◆ **Directions for this task**: Can you write out the whole listing exactly?

◆ **Extracted records**:
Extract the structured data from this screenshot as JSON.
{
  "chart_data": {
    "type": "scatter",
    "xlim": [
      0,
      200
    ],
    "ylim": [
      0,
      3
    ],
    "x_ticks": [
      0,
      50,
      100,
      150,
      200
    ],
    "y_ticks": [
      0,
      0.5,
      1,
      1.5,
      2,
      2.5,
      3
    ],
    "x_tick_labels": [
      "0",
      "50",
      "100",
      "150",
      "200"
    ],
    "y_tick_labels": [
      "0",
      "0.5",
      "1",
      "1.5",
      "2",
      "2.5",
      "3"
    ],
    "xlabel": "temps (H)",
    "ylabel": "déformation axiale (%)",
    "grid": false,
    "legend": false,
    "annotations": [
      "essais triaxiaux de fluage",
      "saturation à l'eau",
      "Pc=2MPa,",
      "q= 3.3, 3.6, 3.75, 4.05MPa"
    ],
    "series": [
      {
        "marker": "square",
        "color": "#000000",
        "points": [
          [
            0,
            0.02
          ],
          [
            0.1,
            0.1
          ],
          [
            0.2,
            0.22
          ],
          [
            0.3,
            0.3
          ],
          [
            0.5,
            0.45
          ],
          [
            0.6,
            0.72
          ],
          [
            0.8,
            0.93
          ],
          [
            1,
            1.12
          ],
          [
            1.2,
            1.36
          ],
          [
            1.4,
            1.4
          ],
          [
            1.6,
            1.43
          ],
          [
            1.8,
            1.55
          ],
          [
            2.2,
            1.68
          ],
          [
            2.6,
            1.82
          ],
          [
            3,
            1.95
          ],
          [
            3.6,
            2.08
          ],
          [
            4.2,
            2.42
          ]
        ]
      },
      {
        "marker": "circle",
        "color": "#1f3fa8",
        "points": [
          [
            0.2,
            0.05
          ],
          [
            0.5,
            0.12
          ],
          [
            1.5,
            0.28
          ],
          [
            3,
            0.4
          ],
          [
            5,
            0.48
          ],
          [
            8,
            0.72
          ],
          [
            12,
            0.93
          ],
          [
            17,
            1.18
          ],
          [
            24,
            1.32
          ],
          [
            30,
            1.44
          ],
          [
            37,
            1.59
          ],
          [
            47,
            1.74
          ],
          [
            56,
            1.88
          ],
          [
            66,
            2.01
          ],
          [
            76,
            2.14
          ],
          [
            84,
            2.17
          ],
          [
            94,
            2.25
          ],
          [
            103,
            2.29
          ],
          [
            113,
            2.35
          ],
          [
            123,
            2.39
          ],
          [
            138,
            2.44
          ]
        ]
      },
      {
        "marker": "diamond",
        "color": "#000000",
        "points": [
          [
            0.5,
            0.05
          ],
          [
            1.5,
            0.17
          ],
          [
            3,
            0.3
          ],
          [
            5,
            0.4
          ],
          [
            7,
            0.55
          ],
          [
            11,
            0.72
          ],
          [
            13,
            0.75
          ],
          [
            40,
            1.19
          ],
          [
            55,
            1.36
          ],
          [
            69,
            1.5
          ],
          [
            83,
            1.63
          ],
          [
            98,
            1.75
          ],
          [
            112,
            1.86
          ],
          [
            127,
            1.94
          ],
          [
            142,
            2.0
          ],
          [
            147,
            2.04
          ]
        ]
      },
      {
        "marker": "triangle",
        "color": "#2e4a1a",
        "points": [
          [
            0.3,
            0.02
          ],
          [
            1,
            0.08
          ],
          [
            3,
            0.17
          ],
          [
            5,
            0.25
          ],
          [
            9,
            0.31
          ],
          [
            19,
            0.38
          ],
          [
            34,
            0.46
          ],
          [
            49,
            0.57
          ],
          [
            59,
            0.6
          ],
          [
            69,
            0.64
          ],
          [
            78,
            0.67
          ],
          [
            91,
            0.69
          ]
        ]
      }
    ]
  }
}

◆ **The answer**:
Extract the structured data from this screenshot as JSON.
{
  "chart_data": {
    "type": "scatter",
    "xlim": [
      0,
      200
    ],
    "ylim": [
      0,
      3
    ],
    "x_ticks": [
      0,
      50,
      100,
      150,
      200
    ],
    "y_ticks": [
      0,
      0.5,
      1,
      1.5,
      2,
      2.5,
      3
    ],
    "x_tick_labels": [
      "0",
      "50",
      "100",
      "150",
      "200"
    ],
    "y_tick_labels": [
      "0",
      "0.5",
      "1",
      "1.5",
      "2",
      "2.5",
      "3"
    ],
    "xlabel": "temps (H)",
    "ylabel": "déformation axiale (%)",
    "grid": false,
    "legend": false,
    "annotations": [
      "essais triaxiaux de fluage",
      "saturation à l'eau",
      "Pc=2MPa,",
      "q= 3.3, 3.6, 3.75, 4.05MPa"
    ],
    "series": [
      {
        "marker": "square",
        "color": "#000000",
        "points": [
          [
            0,
            0.02
          ],
          [
            0.1,
            0.1
          ],
          [
            0.2,
            0.22
          ],
          [
            0.3,
            0.3
          ],
          [
            0.5,
            0.45
          ],
          [
            0.6,
            0.72
          ],
          [
            0.8,
            0.93
          ],
          [
            1,
            1.12
          ],
          [
            1.2,
            1.36
          ],
          [
            1.4,
            1.4
          ],
          [
            1.6,
            1.43
          ],
          [
            1.8,
            1.55
          ],
          [
            2.2,
            1.68
          ],
          [
            2.6,
            1.82
          ],
          [
            3,
            1.95
          ],
          [
            3.6,
            2.08
          ],
          [
            4.2,
            2.42
          ]
        ]
      },
      {
        "marker": "circle",
        "color": "#1f3fa8",
        "points": [
          [
            0.2,
            0.05
          ],
          [
            0.5,
            0.12
          ],
          [
            1.5,
            0.28
          ],
          [
            3,
            0.4
          ],
          [
            5,
            0.48
          ],
          [
            8,
            0.72
          ],
          [
            12,
            0.93
          ],
          [
            17,
            1.18
          ],
          [
            24,
            1.32
          ],
          [
            30,
            1.44
          ],
          [
            37,
            1.59
          ],
          [
            47,
            1.74
          ],
          [
            56,
            1.88
          ],
          [
            66,
            2.01
          ],
          [
            76,
            2.14
          ],
          [
            84,
            2.17
          ],
          [
            94,
            2.25
          ],
          [
            103,
            2.29
          ],
          [
            113,
            2.35
          ],
          [
            123,
            2.39
          ],
          [
            138,
            2.44
          ]
        ]
      },
      {
        "marker": "diamond",
        "color": "#000000",
        "points": [
          [
            0.5,
            0.05
          ],
          [
            1.5,
            0.17
          ],
          [
            3,
            0.3
          ],
          [
            5,
            0.4
          ],
          [
            7,
            0.55
          ],
          [
            11,
            0.72
          ],
          [
            13,
            0.75
          ],
          [
            40,
            1.19
          ],
          [
            55,
            1.36
          ],
          [
            69,
            1.5
          ],
          [
            83,
            1.63
          ],
          [
            98,
            1.75
          ],
          [
            112,
            1.86
          ],
          [
            127,
            1.94
          ],
          [
            142,
            2.0
          ],
          [
            147,
            2.04
          ]
        ]
      },
      {
        "marker": "triangle",
        "color": "#2e4a1a",
        "points": [
          [
            0.3,
            0.02
          ],
          [
            1,
            0.08
          ],
          [
            3,
            0.17
          ],
          [
            5,
            0.25
          ],
          [
            9,
            0.31
          ],
          [
            19,
            0.38
          ],
          [
            34,
            0.46
          ],
          [
            49,
            0.57
          ],
          [
            59,
            0.6
          ],
          [
            69,
            0.64
          ],
          [
            78,
            0.67
          ],
          [
            91,
            0.69
          ]
        ]
      }
    ]
  }
}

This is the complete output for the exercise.